> [Objective]: Reproduce word for word the part of the items that opens with their first line and closes with the line containing "paper-speck [46, 2177, 49, 2180]", both lines included.

> [Data extract]:
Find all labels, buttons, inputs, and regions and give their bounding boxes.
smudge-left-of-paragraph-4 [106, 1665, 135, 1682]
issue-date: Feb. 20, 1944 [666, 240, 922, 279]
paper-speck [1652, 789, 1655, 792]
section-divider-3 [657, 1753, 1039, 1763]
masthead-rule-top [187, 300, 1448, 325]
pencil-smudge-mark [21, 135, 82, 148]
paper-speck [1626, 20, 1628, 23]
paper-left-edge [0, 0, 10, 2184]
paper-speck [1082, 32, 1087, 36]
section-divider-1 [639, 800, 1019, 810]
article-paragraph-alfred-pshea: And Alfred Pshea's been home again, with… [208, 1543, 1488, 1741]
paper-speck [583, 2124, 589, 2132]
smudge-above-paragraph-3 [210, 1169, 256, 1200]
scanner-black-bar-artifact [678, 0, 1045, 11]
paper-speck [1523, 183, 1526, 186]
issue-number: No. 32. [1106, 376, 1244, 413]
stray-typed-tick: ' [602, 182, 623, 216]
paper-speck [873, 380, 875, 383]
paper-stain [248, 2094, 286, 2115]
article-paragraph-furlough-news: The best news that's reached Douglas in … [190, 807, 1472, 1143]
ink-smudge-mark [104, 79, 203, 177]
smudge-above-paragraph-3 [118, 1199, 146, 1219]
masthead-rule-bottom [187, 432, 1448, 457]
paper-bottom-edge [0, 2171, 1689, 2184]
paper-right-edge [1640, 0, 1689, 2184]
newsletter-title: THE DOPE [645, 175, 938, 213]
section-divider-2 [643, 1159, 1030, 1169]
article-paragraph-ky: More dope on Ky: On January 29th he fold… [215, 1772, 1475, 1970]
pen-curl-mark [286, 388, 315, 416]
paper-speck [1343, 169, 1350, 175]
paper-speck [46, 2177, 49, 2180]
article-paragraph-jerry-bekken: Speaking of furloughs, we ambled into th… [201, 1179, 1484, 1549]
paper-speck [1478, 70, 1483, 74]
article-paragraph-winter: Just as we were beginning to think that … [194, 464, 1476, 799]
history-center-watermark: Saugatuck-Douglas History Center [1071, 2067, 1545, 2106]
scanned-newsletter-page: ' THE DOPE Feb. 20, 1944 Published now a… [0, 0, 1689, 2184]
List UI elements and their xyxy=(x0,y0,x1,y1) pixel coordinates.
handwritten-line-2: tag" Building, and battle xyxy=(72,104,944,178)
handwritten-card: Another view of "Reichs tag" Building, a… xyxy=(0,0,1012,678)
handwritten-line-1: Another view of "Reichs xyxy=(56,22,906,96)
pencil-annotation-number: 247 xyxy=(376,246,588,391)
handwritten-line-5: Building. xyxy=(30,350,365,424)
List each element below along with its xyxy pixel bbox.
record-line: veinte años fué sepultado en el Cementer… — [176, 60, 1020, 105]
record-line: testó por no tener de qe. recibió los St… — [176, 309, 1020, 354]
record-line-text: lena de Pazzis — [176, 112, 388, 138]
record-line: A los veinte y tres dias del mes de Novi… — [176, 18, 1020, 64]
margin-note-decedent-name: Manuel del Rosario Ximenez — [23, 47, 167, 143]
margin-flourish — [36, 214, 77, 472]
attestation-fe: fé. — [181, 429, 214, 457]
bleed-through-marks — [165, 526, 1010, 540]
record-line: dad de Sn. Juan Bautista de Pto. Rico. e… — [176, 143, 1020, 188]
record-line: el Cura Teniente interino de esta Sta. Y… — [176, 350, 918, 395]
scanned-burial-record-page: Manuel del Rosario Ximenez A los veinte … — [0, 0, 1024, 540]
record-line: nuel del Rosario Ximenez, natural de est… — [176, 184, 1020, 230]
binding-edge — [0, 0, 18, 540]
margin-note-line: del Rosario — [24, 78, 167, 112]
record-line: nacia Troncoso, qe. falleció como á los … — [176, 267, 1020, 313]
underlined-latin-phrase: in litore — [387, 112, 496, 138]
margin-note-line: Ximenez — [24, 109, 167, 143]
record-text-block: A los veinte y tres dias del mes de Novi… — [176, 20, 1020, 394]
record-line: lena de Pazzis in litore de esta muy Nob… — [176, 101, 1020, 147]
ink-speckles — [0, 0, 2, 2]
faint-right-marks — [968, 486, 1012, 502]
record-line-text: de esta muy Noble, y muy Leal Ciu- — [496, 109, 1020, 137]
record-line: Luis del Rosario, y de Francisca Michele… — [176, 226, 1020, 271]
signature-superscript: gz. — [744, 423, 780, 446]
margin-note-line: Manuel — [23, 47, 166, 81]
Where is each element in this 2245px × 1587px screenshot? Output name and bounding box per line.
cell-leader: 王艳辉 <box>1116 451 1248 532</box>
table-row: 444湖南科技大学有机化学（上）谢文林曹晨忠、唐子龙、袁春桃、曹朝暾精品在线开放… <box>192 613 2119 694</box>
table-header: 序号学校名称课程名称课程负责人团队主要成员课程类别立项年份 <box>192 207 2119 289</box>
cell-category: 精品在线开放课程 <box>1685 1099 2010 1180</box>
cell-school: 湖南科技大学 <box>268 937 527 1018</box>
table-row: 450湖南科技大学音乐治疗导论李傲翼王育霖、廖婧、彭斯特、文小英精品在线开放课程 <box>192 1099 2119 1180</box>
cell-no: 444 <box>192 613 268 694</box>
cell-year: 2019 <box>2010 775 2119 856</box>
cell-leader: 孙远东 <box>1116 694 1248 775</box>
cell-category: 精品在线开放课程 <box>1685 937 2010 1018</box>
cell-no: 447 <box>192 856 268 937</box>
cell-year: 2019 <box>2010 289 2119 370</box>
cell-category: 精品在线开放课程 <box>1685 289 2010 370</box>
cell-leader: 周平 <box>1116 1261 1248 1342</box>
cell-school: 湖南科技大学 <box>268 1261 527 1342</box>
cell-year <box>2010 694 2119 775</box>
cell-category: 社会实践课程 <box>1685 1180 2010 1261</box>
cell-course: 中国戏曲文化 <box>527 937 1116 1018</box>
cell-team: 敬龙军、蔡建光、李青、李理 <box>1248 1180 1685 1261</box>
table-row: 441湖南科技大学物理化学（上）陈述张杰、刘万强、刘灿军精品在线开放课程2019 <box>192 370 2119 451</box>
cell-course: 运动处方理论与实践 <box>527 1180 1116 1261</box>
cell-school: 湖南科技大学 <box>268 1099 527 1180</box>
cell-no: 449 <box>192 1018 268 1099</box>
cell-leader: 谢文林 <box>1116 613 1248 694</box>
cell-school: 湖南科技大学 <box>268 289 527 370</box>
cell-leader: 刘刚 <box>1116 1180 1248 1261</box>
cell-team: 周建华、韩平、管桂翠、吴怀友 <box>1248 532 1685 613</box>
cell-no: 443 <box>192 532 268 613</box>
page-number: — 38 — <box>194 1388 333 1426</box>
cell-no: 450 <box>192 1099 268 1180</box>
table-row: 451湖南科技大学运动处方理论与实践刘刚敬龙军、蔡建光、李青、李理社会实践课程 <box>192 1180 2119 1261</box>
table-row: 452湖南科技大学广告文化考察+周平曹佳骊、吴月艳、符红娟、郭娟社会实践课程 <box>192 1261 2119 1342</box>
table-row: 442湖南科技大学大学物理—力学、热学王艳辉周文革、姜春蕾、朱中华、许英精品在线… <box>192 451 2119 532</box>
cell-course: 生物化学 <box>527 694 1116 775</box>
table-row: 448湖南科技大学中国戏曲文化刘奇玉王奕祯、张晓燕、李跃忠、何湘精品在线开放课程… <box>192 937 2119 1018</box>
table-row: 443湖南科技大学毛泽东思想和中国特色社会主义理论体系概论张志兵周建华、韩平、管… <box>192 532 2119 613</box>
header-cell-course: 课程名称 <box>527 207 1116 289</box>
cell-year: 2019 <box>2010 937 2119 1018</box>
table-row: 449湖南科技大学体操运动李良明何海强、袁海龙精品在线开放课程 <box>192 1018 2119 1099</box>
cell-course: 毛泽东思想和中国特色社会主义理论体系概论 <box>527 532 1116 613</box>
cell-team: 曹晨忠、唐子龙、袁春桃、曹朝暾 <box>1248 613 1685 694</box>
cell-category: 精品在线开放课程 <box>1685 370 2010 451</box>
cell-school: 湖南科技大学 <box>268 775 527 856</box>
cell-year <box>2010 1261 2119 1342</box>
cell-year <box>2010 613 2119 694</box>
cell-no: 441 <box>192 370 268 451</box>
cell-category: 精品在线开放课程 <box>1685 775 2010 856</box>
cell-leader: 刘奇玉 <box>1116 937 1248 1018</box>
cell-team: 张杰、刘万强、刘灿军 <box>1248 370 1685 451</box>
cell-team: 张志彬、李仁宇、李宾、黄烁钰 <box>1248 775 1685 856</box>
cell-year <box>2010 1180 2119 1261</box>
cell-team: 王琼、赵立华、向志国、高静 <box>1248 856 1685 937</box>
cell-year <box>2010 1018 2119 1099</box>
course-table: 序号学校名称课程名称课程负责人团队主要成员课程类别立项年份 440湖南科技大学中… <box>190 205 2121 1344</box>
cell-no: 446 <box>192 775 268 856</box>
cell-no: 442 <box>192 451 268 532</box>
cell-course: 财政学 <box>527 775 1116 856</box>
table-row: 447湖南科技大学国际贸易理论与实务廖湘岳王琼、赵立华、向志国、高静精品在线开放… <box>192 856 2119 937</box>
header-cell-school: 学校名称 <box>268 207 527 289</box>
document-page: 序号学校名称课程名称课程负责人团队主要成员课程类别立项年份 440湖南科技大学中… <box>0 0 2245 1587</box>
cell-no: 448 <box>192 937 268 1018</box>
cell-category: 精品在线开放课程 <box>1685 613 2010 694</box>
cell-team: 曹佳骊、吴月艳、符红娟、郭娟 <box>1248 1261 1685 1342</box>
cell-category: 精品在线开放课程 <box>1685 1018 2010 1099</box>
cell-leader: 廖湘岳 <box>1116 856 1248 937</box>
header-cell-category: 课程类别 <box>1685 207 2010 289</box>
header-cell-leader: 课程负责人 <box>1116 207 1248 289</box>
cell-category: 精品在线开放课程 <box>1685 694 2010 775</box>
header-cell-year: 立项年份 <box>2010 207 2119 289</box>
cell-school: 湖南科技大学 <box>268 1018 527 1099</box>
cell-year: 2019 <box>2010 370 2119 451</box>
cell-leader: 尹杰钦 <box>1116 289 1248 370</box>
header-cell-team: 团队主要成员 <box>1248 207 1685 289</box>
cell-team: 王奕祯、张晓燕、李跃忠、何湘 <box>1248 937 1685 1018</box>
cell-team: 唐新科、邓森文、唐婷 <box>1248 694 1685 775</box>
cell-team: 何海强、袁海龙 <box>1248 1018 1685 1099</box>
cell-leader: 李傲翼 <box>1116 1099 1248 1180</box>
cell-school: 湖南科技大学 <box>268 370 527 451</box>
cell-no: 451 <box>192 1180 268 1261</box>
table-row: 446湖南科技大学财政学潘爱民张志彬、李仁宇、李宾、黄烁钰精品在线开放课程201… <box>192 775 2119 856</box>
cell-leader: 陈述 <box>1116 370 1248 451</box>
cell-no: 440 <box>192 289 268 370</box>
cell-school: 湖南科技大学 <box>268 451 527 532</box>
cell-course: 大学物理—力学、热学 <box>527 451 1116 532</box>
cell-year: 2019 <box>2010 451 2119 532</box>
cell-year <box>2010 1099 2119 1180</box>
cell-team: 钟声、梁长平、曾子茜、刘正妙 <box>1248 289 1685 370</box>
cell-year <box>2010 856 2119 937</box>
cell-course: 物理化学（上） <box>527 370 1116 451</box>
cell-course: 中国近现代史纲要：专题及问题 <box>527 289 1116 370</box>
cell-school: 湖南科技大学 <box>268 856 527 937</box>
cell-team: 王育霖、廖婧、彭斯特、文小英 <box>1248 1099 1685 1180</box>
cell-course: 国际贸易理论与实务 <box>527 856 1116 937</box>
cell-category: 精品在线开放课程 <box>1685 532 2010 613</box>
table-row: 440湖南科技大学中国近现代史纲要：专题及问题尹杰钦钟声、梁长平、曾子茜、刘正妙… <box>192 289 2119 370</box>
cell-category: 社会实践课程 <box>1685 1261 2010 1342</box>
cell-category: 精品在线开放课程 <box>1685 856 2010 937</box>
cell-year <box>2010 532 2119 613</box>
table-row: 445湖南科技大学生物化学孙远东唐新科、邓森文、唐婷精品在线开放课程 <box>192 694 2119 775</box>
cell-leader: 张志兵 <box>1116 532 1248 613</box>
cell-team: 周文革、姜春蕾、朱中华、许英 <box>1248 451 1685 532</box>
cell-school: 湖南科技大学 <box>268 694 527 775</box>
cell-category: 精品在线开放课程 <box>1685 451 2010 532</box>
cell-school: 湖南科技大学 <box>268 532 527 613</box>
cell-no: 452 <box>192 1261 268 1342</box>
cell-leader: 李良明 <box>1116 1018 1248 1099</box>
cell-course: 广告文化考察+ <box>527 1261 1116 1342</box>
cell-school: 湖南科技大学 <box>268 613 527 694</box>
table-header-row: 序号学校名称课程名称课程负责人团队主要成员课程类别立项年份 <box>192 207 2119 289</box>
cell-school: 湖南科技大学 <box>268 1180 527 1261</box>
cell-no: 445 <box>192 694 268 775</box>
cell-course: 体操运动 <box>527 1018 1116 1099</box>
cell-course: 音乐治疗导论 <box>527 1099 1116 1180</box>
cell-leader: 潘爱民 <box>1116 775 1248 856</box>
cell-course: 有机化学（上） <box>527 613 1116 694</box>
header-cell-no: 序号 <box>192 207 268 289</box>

> [Answer to the problem]:
Find all labels, buttons, inputs, and regions and give their bounding boxes.
smudge-left-of-paragraph-4 [106, 1665, 135, 1682]
issue-date: Feb. 20, 1944 [666, 240, 922, 279]
paper-speck [1652, 789, 1655, 792]
section-divider-3 [657, 1753, 1039, 1763]
masthead-rule-top [187, 300, 1448, 325]
pencil-smudge-mark [21, 135, 82, 148]
paper-speck [1626, 20, 1628, 23]
paper-left-edge [0, 0, 10, 2184]
paper-speck [1082, 32, 1087, 36]
section-divider-1 [639, 800, 1019, 810]
article-paragraph-alfred-pshea: And Alfred Pshea's been home again, with… [208, 1543, 1488, 1741]
paper-speck [583, 2124, 589, 2132]
smudge-above-paragraph-3 [210, 1169, 256, 1200]
scanner-black-bar-artifact [678, 0, 1045, 11]
paper-speck [1523, 183, 1526, 186]
issue-number: No. 32. [1106, 376, 1244, 413]
stray-typed-tick: ' [602, 182, 623, 216]
paper-speck [873, 380, 875, 383]
paper-stain [248, 2094, 286, 2115]
article-paragraph-furlough-news: The best news that's reached Douglas in … [190, 807, 1472, 1143]
ink-smudge-mark [104, 79, 203, 177]
smudge-above-paragraph-3 [118, 1199, 146, 1219]
masthead-rule-bottom [187, 432, 1448, 457]
paper-bottom-edge [0, 2171, 1689, 2184]
paper-right-edge [1640, 0, 1689, 2184]
newsletter-title: THE DOPE [645, 175, 938, 213]
section-divider-2 [643, 1159, 1030, 1169]
article-paragraph-ky: More dope on Ky: On January 29th he fold… [215, 1772, 1475, 1970]
pen-curl-mark [286, 388, 315, 416]
paper-speck [1343, 169, 1350, 175]
paper-speck [46, 2177, 49, 2180]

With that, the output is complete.